━━━━━ Provided records

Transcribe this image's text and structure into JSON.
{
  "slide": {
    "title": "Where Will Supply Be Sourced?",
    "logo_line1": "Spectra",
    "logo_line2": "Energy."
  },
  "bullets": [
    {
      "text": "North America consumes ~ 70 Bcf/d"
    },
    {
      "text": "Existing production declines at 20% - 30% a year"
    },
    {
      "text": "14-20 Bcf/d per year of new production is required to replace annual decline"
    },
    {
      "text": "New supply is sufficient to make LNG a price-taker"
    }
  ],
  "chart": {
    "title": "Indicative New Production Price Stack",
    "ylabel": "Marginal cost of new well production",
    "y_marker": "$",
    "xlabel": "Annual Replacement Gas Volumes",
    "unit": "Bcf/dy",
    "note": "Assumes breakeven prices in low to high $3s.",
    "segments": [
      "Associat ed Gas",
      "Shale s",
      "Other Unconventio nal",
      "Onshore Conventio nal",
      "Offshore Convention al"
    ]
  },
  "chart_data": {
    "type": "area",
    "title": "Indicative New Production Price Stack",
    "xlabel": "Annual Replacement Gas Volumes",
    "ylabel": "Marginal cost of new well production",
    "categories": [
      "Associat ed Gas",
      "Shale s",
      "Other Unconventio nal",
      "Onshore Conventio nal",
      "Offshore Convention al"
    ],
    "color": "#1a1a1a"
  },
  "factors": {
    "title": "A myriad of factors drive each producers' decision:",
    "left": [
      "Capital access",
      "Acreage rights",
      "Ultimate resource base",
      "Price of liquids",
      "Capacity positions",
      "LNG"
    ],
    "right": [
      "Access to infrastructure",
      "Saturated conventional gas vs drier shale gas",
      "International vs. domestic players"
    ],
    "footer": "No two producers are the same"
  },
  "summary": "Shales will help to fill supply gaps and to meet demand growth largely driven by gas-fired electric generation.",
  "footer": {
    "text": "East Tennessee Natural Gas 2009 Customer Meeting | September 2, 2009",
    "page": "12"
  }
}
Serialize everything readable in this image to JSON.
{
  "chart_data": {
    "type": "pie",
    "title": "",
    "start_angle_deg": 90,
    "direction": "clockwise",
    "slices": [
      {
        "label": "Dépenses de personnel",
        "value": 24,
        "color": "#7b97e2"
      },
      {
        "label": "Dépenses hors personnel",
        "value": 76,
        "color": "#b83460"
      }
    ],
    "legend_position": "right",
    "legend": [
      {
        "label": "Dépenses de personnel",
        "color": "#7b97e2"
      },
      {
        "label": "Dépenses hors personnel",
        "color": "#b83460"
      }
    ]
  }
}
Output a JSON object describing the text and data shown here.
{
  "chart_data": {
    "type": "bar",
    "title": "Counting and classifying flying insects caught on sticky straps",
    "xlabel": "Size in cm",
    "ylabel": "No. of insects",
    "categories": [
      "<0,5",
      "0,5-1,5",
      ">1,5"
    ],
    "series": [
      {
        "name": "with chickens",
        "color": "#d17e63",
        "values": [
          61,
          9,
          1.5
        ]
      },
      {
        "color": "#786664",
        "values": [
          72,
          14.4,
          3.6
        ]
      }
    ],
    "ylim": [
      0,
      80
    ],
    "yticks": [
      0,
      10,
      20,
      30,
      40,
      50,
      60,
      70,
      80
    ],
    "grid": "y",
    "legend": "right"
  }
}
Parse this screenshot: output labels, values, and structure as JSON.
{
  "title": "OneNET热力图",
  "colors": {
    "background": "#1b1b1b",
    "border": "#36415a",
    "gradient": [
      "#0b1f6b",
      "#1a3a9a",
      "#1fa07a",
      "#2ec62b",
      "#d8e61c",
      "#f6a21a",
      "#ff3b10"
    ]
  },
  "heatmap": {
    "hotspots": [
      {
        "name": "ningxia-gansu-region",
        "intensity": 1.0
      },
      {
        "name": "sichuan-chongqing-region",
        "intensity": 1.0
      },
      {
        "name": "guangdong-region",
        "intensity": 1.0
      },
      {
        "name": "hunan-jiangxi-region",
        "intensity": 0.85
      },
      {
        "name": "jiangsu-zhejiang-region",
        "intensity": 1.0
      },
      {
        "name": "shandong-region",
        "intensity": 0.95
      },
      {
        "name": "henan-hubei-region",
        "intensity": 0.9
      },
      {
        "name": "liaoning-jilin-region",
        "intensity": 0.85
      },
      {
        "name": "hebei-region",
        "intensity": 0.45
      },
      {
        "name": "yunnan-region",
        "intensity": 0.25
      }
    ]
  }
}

━━━━━━━━━━

-- What you should do --
Look through the entries above and list every line containing "text".

-- Written response --
Transcribe this image's text and structure into JSON.
      "text": "North America consumes ~ 70 Bcf/d"
      "text": "Existing production declines at 20% - 30% a year"
      "text": "14-20 Bcf/d per year of new production is required to replace annual decline"
      "text": "New supply is sufficient to make LNG a price-taker"
    "text": "East Tennessee Natural Gas 2009 Customer Meeting | September 2, 2009",
Output a JSON object describing the text and data shown here.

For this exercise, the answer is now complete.